** Start of DATA EXCERPTS **

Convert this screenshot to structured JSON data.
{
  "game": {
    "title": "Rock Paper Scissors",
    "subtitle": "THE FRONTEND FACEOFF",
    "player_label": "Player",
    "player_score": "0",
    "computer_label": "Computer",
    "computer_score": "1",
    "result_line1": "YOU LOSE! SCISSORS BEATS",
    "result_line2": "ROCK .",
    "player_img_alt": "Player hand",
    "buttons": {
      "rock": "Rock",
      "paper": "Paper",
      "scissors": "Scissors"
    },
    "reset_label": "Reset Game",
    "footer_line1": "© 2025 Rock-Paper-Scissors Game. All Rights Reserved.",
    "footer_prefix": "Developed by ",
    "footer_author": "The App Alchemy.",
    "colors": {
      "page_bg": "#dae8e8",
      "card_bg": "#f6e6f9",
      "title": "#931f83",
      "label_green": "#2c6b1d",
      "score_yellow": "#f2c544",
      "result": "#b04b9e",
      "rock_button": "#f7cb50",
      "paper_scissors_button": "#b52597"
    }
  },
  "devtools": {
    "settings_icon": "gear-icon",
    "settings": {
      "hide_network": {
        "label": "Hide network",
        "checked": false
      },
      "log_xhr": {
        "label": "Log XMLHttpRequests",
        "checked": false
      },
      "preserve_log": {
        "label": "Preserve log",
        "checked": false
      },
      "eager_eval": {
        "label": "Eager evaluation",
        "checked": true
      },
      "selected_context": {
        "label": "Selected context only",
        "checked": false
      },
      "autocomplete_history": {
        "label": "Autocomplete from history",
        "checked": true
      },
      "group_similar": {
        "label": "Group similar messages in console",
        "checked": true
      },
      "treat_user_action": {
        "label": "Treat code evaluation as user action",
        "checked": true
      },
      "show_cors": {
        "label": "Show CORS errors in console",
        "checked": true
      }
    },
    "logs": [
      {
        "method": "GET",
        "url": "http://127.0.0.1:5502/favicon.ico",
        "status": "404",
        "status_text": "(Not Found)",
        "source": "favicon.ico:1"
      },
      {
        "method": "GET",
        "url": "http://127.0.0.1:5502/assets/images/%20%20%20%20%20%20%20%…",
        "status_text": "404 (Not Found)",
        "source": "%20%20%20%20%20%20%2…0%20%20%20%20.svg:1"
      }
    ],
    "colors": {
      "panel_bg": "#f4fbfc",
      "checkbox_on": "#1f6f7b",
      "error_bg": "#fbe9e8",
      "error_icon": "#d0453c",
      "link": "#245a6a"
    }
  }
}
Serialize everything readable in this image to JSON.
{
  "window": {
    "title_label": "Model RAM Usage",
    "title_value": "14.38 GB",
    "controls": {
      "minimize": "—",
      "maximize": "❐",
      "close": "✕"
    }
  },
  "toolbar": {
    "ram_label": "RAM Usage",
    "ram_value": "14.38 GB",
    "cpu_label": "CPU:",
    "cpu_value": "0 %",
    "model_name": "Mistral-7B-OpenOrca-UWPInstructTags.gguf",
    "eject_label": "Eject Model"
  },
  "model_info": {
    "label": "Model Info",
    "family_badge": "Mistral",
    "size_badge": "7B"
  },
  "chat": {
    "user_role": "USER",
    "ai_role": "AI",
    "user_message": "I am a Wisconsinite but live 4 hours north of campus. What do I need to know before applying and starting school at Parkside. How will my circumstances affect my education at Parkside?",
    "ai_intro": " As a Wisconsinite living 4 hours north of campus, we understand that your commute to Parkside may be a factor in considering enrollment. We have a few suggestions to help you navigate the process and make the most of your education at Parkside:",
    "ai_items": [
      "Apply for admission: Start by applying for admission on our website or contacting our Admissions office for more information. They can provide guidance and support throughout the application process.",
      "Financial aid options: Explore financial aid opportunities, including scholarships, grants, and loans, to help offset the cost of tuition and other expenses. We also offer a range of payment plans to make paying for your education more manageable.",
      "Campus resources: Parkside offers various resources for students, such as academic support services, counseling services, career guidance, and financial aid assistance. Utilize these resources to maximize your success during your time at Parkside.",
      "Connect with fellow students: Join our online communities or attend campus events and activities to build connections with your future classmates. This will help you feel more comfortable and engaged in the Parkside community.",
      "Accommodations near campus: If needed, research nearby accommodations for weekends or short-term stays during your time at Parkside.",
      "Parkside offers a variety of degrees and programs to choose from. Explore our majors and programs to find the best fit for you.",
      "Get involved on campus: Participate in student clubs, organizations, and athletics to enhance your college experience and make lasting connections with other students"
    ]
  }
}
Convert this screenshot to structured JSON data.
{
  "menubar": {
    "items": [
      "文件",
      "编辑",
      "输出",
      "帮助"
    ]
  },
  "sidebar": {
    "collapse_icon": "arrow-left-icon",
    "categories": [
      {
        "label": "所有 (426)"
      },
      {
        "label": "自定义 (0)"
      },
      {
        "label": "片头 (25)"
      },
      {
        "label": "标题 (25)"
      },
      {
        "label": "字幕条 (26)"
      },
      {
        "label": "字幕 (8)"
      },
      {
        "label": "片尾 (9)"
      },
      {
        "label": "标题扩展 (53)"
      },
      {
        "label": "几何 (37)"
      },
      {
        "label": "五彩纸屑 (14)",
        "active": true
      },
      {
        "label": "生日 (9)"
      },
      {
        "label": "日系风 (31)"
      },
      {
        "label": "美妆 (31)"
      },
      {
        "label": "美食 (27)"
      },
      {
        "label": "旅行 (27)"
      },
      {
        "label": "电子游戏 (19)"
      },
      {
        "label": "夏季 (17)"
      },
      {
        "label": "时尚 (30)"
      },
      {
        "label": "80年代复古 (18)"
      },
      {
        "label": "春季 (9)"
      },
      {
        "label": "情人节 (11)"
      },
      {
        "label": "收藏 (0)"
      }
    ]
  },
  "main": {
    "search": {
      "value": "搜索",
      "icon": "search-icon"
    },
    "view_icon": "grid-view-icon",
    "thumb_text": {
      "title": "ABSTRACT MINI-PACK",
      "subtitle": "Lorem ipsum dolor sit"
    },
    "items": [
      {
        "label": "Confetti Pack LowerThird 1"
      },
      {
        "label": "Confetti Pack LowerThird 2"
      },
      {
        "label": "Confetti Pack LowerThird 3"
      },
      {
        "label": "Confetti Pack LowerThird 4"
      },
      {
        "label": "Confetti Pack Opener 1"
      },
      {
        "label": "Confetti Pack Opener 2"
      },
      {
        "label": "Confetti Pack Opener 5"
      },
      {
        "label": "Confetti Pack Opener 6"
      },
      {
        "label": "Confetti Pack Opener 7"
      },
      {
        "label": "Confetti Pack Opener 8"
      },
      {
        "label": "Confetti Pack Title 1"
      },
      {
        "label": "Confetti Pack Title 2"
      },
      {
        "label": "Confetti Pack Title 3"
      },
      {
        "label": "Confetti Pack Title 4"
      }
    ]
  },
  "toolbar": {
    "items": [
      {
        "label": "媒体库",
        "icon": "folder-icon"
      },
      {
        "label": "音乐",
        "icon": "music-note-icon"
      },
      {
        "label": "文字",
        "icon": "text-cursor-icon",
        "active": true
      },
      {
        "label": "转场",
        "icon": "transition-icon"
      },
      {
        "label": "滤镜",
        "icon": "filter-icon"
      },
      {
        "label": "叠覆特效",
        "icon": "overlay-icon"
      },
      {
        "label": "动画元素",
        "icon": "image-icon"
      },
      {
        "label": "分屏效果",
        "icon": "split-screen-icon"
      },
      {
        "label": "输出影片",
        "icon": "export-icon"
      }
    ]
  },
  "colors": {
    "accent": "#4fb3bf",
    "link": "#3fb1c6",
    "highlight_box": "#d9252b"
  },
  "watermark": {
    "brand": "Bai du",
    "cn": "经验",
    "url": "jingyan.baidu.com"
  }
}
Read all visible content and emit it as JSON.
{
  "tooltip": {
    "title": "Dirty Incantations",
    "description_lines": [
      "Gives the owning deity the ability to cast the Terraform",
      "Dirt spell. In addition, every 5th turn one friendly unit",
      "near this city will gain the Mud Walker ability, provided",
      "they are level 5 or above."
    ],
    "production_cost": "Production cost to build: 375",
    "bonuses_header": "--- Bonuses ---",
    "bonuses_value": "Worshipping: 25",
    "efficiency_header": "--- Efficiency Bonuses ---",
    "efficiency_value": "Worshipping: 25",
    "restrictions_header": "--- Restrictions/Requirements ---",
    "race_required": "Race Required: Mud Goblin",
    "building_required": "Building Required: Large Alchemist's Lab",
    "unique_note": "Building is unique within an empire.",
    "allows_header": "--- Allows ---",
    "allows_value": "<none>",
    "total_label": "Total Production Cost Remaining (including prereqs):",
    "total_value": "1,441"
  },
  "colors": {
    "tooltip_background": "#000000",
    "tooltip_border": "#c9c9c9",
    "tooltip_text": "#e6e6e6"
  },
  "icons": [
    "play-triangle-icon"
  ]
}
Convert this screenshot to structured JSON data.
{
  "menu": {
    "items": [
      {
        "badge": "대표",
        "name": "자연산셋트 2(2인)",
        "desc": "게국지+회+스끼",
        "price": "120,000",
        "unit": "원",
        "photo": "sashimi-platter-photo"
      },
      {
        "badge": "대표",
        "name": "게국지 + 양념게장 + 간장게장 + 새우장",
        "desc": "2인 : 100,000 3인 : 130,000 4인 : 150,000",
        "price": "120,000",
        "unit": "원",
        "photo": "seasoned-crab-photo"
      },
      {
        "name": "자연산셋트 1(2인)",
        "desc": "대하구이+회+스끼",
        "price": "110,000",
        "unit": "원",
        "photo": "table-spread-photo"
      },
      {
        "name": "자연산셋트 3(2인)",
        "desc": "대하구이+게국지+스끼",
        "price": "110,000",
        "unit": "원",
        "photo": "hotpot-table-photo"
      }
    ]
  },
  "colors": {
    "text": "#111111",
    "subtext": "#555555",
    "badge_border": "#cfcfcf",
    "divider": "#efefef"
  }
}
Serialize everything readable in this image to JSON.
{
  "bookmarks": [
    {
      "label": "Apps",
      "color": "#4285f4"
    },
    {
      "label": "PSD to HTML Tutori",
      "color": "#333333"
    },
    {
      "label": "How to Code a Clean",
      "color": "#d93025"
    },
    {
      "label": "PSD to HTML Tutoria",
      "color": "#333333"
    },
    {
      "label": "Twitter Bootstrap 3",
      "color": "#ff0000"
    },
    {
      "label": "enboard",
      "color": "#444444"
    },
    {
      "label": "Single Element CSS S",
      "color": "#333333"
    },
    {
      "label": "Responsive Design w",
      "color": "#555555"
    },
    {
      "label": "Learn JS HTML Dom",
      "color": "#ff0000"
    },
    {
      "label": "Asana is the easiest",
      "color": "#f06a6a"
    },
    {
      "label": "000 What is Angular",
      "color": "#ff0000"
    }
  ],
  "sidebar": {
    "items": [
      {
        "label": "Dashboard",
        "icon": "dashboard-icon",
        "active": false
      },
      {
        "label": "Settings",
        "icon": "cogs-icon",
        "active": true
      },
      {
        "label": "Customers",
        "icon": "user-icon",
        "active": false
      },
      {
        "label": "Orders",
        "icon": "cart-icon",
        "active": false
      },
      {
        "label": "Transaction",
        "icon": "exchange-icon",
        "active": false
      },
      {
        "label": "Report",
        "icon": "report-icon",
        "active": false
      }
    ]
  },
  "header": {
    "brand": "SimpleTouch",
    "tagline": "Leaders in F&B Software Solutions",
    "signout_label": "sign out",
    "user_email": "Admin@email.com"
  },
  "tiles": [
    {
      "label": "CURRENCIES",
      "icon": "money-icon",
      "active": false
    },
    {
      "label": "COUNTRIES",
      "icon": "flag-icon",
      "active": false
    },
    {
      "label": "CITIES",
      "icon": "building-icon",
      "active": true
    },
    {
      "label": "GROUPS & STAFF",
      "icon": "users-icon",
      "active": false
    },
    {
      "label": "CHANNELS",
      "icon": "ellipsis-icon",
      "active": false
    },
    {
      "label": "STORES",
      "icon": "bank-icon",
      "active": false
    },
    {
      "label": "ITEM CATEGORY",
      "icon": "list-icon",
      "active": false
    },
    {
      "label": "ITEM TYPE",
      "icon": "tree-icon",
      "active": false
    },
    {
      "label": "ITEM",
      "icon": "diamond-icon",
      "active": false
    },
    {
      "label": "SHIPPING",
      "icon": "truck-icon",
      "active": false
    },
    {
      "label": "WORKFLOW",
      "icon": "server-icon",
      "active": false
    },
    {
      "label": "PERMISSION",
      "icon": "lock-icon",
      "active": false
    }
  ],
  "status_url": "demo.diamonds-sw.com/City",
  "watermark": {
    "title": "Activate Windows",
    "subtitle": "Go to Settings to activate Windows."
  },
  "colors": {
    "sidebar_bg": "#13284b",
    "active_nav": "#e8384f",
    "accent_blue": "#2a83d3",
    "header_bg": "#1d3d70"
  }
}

** End of DATA EXCERPTS **

▶ [WHAT THIS TASK INVOLVES]: Lines that hold the word "north" are the ones to return, every one of them.

▶ [WRITTEN RESPONSE]:
    "user_message": "I am a Wisconsinite but live 4 hours north of campus. What do I need to know before applying and starting school at Parkside. How will my circumstances affect my education at Parkside?",
    "ai_intro": " As a Wisconsinite living 4 hours north of campus, we understand that your commute to Parkside may be a factor in considering enrollment. We have a few suggestions to help you navigate the process and make the most of your education at Parkside:",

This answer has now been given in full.